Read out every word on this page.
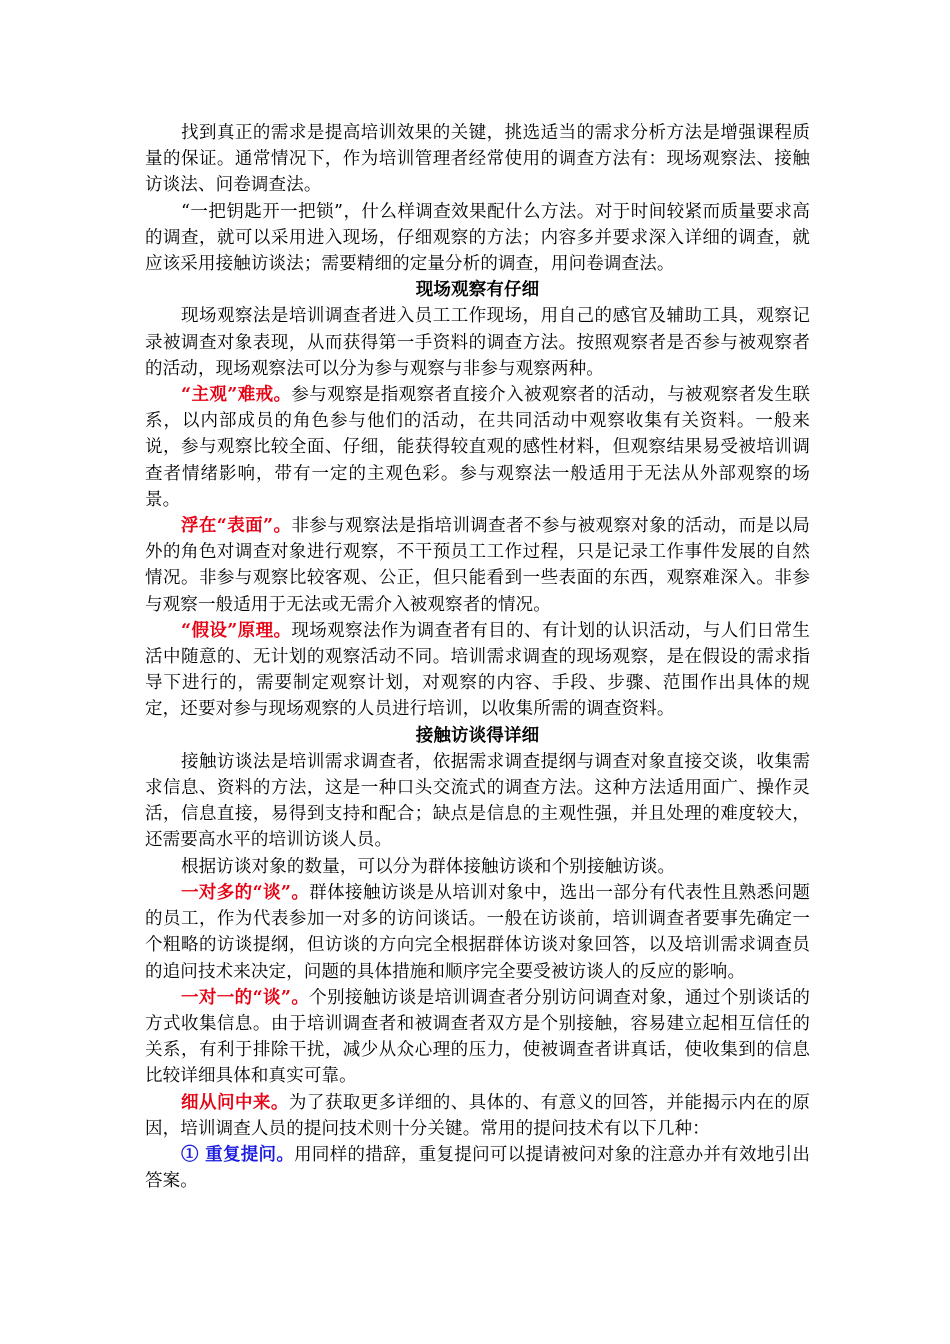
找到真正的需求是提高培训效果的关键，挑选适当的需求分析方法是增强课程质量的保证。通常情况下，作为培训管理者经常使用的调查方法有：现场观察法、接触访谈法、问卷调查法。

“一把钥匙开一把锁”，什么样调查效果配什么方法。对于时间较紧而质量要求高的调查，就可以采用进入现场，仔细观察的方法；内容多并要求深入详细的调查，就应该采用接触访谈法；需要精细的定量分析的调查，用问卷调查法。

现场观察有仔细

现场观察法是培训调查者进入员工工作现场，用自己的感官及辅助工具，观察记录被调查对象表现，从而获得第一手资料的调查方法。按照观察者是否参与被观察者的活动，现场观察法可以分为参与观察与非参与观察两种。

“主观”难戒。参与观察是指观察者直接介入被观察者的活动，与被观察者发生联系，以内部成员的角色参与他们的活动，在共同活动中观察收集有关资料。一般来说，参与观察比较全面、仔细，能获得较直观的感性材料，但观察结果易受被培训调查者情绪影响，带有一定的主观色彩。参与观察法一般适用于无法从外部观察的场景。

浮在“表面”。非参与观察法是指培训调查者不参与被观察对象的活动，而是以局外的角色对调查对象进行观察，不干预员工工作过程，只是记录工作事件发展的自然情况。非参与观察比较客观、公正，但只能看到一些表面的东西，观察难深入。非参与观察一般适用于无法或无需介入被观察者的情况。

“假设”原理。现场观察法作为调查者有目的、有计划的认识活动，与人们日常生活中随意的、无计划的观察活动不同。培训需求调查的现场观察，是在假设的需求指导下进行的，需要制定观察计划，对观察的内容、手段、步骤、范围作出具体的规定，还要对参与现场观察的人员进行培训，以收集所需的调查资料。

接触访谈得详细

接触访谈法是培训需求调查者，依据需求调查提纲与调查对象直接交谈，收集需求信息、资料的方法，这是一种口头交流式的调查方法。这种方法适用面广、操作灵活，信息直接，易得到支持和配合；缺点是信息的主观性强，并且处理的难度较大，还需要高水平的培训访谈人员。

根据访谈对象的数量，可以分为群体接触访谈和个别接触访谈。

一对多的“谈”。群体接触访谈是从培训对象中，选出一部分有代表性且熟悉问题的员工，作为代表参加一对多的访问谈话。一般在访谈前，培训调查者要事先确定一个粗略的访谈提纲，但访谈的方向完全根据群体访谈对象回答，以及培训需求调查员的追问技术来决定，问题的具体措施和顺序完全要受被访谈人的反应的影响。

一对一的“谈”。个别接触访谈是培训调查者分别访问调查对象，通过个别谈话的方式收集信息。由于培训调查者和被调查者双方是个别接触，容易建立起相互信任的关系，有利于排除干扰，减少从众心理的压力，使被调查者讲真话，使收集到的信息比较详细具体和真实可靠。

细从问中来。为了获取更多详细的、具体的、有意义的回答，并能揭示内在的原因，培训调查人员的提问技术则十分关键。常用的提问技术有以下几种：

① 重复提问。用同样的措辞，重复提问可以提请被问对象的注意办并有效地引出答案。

***

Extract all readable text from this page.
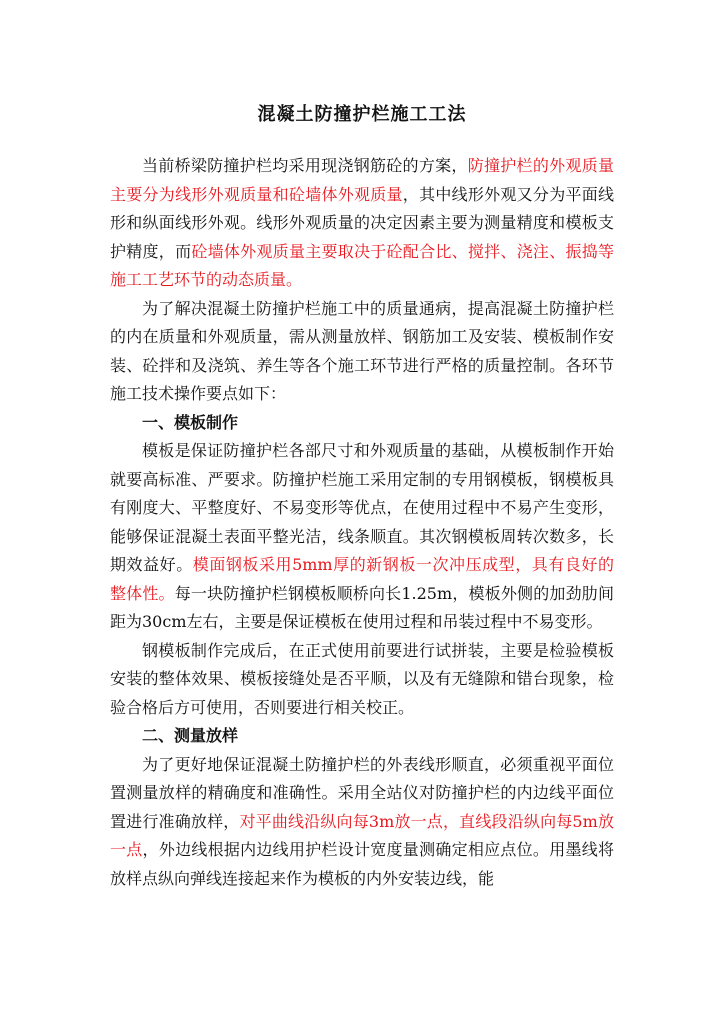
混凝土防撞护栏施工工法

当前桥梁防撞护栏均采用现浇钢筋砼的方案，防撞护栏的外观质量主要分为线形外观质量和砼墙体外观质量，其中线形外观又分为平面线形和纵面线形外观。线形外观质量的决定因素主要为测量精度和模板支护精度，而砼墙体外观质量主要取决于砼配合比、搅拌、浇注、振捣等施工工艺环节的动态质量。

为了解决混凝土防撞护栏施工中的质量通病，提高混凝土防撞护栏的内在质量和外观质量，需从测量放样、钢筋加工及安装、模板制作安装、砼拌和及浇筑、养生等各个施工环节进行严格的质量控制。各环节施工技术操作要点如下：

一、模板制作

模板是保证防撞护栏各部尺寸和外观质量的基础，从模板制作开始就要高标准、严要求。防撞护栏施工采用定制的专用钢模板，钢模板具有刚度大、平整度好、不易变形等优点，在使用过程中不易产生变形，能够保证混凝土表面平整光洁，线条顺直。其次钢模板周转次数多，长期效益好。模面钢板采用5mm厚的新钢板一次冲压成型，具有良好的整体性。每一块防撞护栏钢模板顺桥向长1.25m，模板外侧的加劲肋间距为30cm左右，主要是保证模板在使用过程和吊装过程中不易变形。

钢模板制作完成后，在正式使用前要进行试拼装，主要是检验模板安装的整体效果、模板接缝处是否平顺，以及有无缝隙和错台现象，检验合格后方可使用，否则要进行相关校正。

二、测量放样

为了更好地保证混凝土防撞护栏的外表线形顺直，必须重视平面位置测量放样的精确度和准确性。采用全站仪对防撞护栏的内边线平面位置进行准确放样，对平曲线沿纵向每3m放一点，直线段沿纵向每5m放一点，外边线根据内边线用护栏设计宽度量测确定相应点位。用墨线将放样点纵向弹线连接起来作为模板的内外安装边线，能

***

Set problem:
Only the number is needed here: how many lines of the records contain "page"?

In response:
2